Filter the data for lines with the word "Minuten", then copy every line so identified.

━━━ Data provided

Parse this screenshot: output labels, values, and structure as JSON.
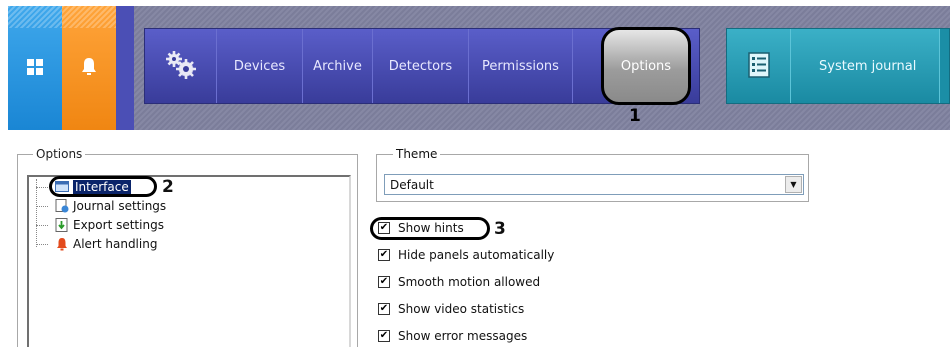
{
  "topbar": {
    "tiles": [
      {
        "name": "home-tile",
        "icon": "windows-grid-icon",
        "color": "#2b97e0"
      },
      {
        "name": "alerts-tile",
        "icon": "bell-icon",
        "color": "#f7931e"
      }
    ],
    "nav": [
      {
        "key": "devices",
        "label": "Devices"
      },
      {
        "key": "archive",
        "label": "Archive"
      },
      {
        "key": "detectors",
        "label": "Detectors"
      },
      {
        "key": "permissions",
        "label": "Permissions"
      },
      {
        "key": "options",
        "label": "Options",
        "active": true
      }
    ],
    "journal": {
      "label": "System journal",
      "icon": "journal-icon"
    },
    "nav_color": "#4a4eb8",
    "journal_color": "#2aa0b8"
  },
  "callouts": {
    "one": "1",
    "two": "2",
    "three": "3"
  },
  "options_panel": {
    "legend": "Options",
    "tree": [
      {
        "label": "Interface",
        "icon": "interface-icon",
        "selected": true
      },
      {
        "label": "Journal settings",
        "icon": "journal-settings-icon"
      },
      {
        "label": "Export settings",
        "icon": "export-icon"
      },
      {
        "label": "Alert handling",
        "icon": "alert-icon"
      }
    ]
  },
  "theme": {
    "legend": "Theme",
    "value": "Default"
  },
  "checkboxes": [
    {
      "label": "Show hints",
      "checked": true
    },
    {
      "label": "Hide panels automatically",
      "checked": true
    },
    {
      "label": "Smooth motion allowed",
      "checked": true
    },
    {
      "label": "Show video statistics",
      "checked": true
    },
    {
      "label": "Show error messages",
      "checked": true
    }
  ]
}
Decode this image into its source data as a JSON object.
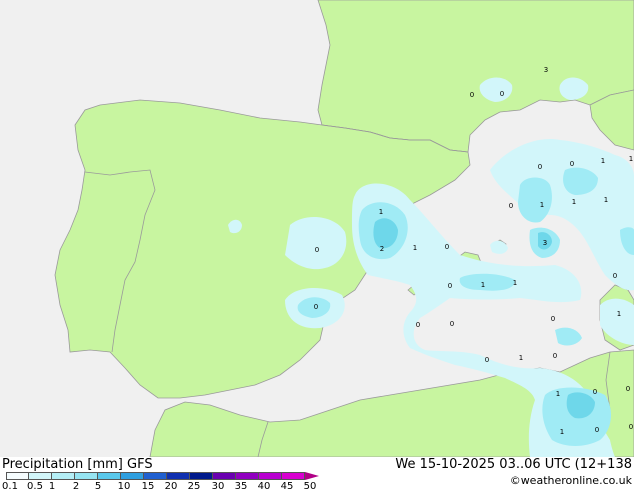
{
  "footer": {
    "title": "Precipitation [mm]  GFS",
    "datetime": "We 15-10-2025 03..06 UTC (12+138",
    "credit": "©weatheronline.co.uk"
  },
  "colors": {
    "sea": "#f0f0f0",
    "land": "#c8f5a0",
    "border": "#9a9a9a",
    "precip_light": "#d2f6fa",
    "precip_mid": "#a0ebf5",
    "precip_heavy": "#6ed7ea"
  },
  "legend": {
    "labels": [
      "0.1",
      "0.5",
      "1",
      "2",
      "5",
      "10",
      "15",
      "20",
      "25",
      "30",
      "35",
      "40",
      "45",
      "50"
    ],
    "colors": [
      "#f5fcfe",
      "#d2f6fa",
      "#b4eef6",
      "#96e4f2",
      "#5ac8eb",
      "#2f9fe0",
      "#2060d0",
      "#1030b0",
      "#001a8c",
      "#6a00b0",
      "#9000c0",
      "#b800d0",
      "#d800d0",
      "#e000b0"
    ]
  },
  "map_labels": [
    {
      "id": "lbl-1",
      "text": "0"
    },
    {
      "id": "lbl-2",
      "text": "0"
    },
    {
      "id": "lbl-3",
      "text": "3"
    },
    {
      "id": "lbl-4",
      "text": "0"
    },
    {
      "id": "lbl-5",
      "text": "0"
    },
    {
      "id": "lbl-6",
      "text": "1"
    },
    {
      "id": "lbl-7",
      "text": "1"
    },
    {
      "id": "lbl-8",
      "text": "0"
    },
    {
      "id": "lbl-9",
      "text": "1"
    },
    {
      "id": "lbl-10",
      "text": "1"
    },
    {
      "id": "lbl-11",
      "text": "1"
    },
    {
      "id": "lbl-12",
      "text": "1"
    },
    {
      "id": "lbl-13",
      "text": "2"
    },
    {
      "id": "lbl-14",
      "text": "1"
    },
    {
      "id": "lbl-15",
      "text": "0"
    },
    {
      "id": "lbl-16",
      "text": "3"
    },
    {
      "id": "lbl-17",
      "text": "0"
    },
    {
      "id": "lbl-18",
      "text": "0"
    },
    {
      "id": "lbl-19",
      "text": "0"
    },
    {
      "id": "lbl-20",
      "text": "1"
    },
    {
      "id": "lbl-21",
      "text": "1"
    },
    {
      "id": "lbl-22",
      "text": "0"
    },
    {
      "id": "lbl-23",
      "text": "1"
    },
    {
      "id": "lbl-24",
      "text": "0"
    },
    {
      "id": "lbl-25",
      "text": "0"
    },
    {
      "id": "lbl-26",
      "text": "0"
    },
    {
      "id": "lbl-27",
      "text": "1"
    },
    {
      "id": "lbl-28",
      "text": "0"
    },
    {
      "id": "lbl-29",
      "text": "0"
    },
    {
      "id": "lbl-30",
      "text": "0"
    },
    {
      "id": "lbl-31",
      "text": "1"
    },
    {
      "id": "lbl-32",
      "text": "0"
    },
    {
      "id": "lbl-33",
      "text": "1"
    },
    {
      "id": "lbl-34",
      "text": "0"
    },
    {
      "id": "lbl-35",
      "text": "0"
    }
  ]
}
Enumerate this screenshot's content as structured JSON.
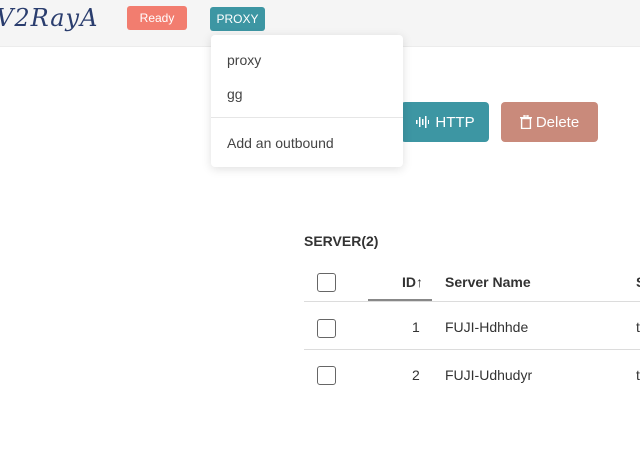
{
  "header": {
    "logo_text": "V2RayA",
    "status_badge": "Ready",
    "outbound_button": "PROXY"
  },
  "outbound_menu": {
    "items": [
      "proxy",
      "gg"
    ],
    "add_label": "Add an outbound"
  },
  "actions": {
    "http_label": "HTTP",
    "delete_label": "Delete"
  },
  "server_table": {
    "title": "SERVER(2)",
    "columns": [
      "ID",
      "Server Name",
      "S"
    ],
    "rows": [
      {
        "id": "1",
        "name": "FUJI-Hdhhde",
        "extra": "t"
      },
      {
        "id": "2",
        "name": "FUJI-Udhudyr",
        "extra": "t"
      }
    ]
  },
  "colors": {
    "primary": "#3d96a3",
    "ready": "#f27d6f",
    "delete": "#c98a7b"
  }
}
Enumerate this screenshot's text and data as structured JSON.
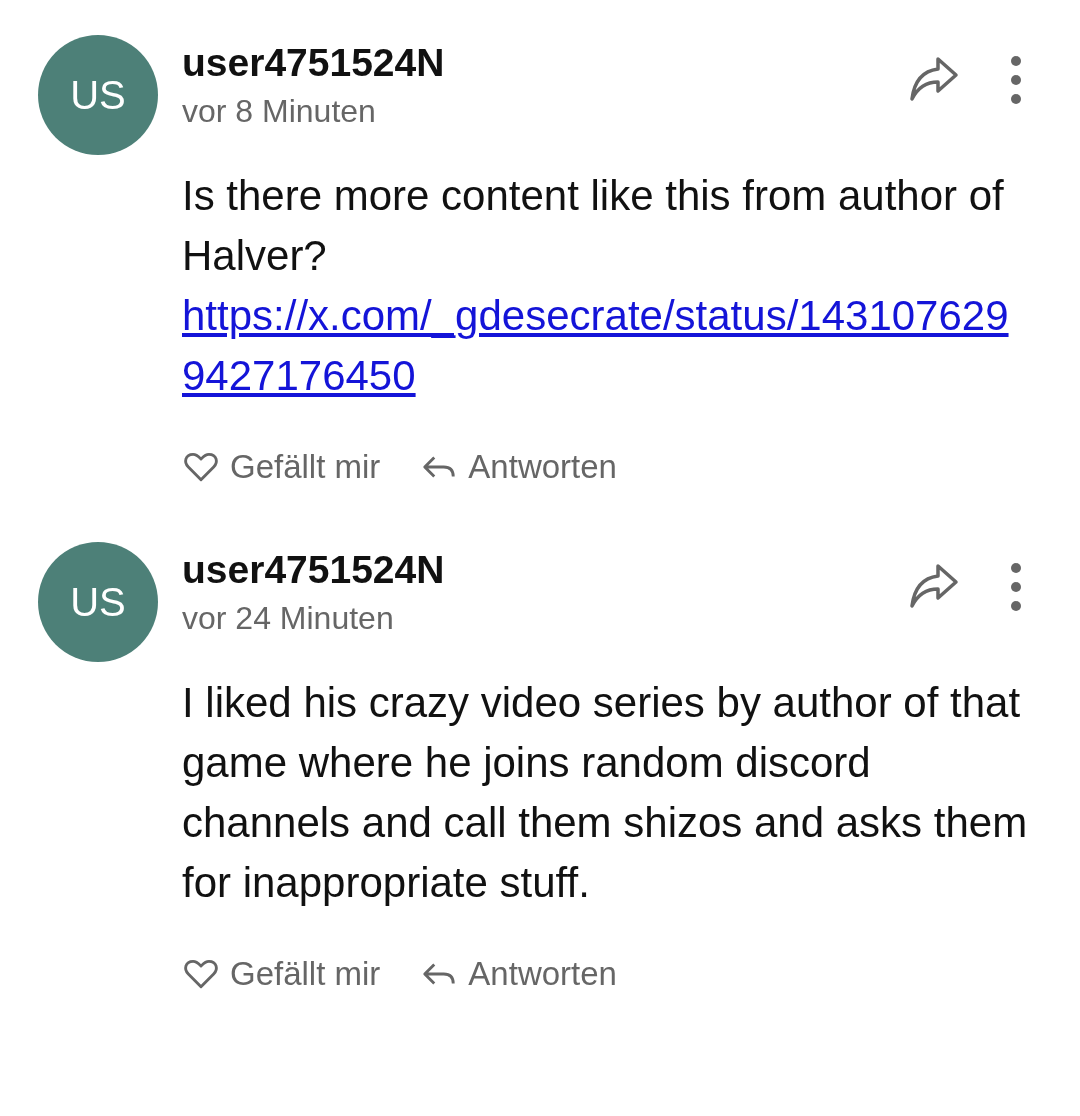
{
  "comments": [
    {
      "avatar": "US",
      "author": "user4751524N",
      "time": "vor 8 Minuten",
      "text": "Is there more content like this from author of Halver?",
      "link": "https://x.com/_gdesecrate/status/1431076299427176450",
      "like": "Gefällt mir",
      "reply": "Antworten"
    },
    {
      "avatar": "US",
      "author": "user4751524N",
      "time": "vor 24 Minuten",
      "text": "I liked his crazy video series by author of that game where he joins random discord channels and call them shizos and asks them for inappropriate stuff.",
      "like": "Gefällt mir",
      "reply": "Antworten"
    }
  ]
}
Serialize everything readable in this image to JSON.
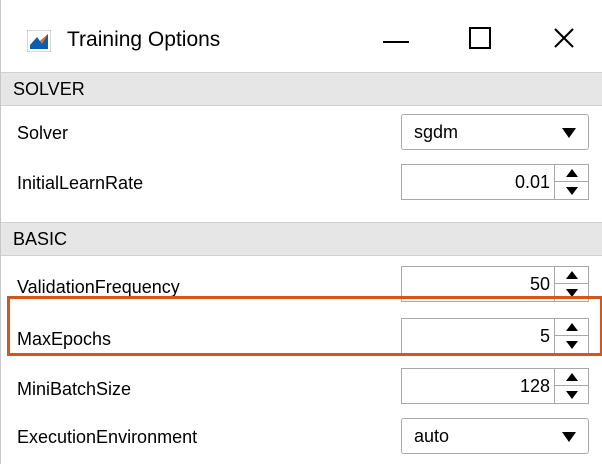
{
  "window": {
    "title": "Training Options",
    "minimize_icon": "minimize-icon",
    "maximize_icon": "maximize-icon",
    "close_icon": "close-icon",
    "app_icon": "matlab-icon"
  },
  "sections": {
    "solver": {
      "label": "SOLVER",
      "rows": {
        "solver": {
          "label": "Solver",
          "value": "sgdm"
        },
        "initial_learn_rate": {
          "label": "InitialLearnRate",
          "value": "0.01"
        }
      }
    },
    "basic": {
      "label": "BASIC",
      "rows": {
        "validation_frequency": {
          "label": "ValidationFrequency",
          "value": "50"
        },
        "max_epochs": {
          "label": "MaxEpochs",
          "value": "5"
        },
        "mini_batch_size": {
          "label": "MiniBatchSize",
          "value": "128"
        },
        "execution_environment": {
          "label": "ExecutionEnvironment",
          "value": "auto"
        }
      }
    }
  },
  "colors": {
    "highlight": "#d4561b",
    "section_bg": "#e6e6e6"
  }
}
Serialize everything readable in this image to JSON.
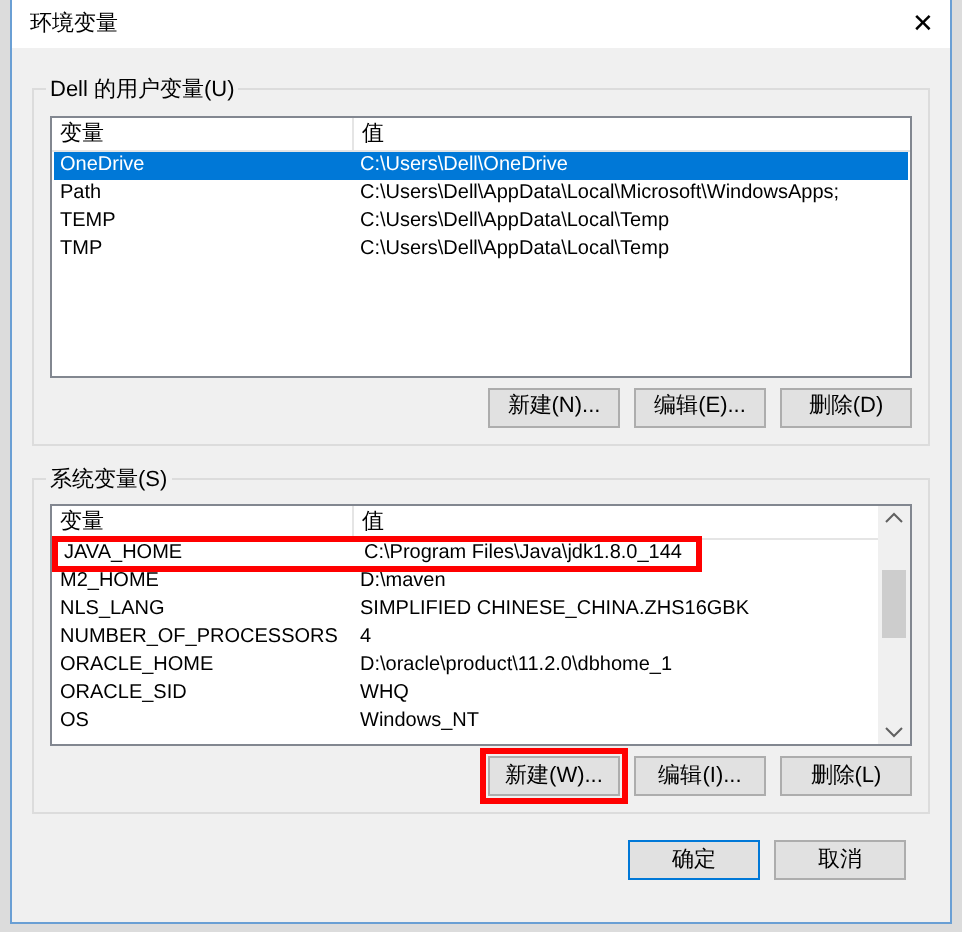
{
  "window": {
    "title": "环境变量",
    "close": "✕"
  },
  "user_vars": {
    "legend": "Dell 的用户变量(U)",
    "columns": [
      "变量",
      "值"
    ],
    "rows": [
      {
        "name": "OneDrive",
        "value": "C:\\Users\\Dell\\OneDrive",
        "selected": true,
        "highlighted": false
      },
      {
        "name": "Path",
        "value": "C:\\Users\\Dell\\AppData\\Local\\Microsoft\\WindowsApps;",
        "selected": false,
        "highlighted": false
      },
      {
        "name": "TEMP",
        "value": "C:\\Users\\Dell\\AppData\\Local\\Temp",
        "selected": false,
        "highlighted": false
      },
      {
        "name": "TMP",
        "value": "C:\\Users\\Dell\\AppData\\Local\\Temp",
        "selected": false,
        "highlighted": false
      }
    ],
    "buttons": [
      {
        "label": "新建(N)...",
        "highlighted": false
      },
      {
        "label": "编辑(E)...",
        "highlighted": false
      },
      {
        "label": "删除(D)",
        "highlighted": false
      }
    ]
  },
  "system_vars": {
    "legend": "系统变量(S)",
    "columns": [
      "变量",
      "值"
    ],
    "rows": [
      {
        "name": "JAVA_HOME",
        "value": "C:\\Program Files\\Java\\jdk1.8.0_144",
        "selected": false,
        "highlighted": true
      },
      {
        "name": "M2_HOME",
        "value": "D:\\maven",
        "selected": false,
        "highlighted": false
      },
      {
        "name": "NLS_LANG",
        "value": "SIMPLIFIED CHINESE_CHINA.ZHS16GBK",
        "selected": false,
        "highlighted": false
      },
      {
        "name": "NUMBER_OF_PROCESSORS",
        "value": "4",
        "selected": false,
        "highlighted": false
      },
      {
        "name": "ORACLE_HOME",
        "value": "D:\\oracle\\product\\11.2.0\\dbhome_1",
        "selected": false,
        "highlighted": false
      },
      {
        "name": "ORACLE_SID",
        "value": "WHQ",
        "selected": false,
        "highlighted": false
      },
      {
        "name": "OS",
        "value": "Windows_NT",
        "selected": false,
        "highlighted": false
      }
    ],
    "buttons": [
      {
        "label": "新建(W)...",
        "highlighted": true
      },
      {
        "label": "编辑(I)...",
        "highlighted": false
      },
      {
        "label": "删除(L)",
        "highlighted": false
      }
    ]
  },
  "footer_buttons": [
    {
      "label": "确定",
      "default": true
    },
    {
      "label": "取消",
      "default": false
    }
  ]
}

━━━━━━

**Solution to this problem:**
      "time": "vor 8 Minuten",
      "time": "vor 24 Minuten",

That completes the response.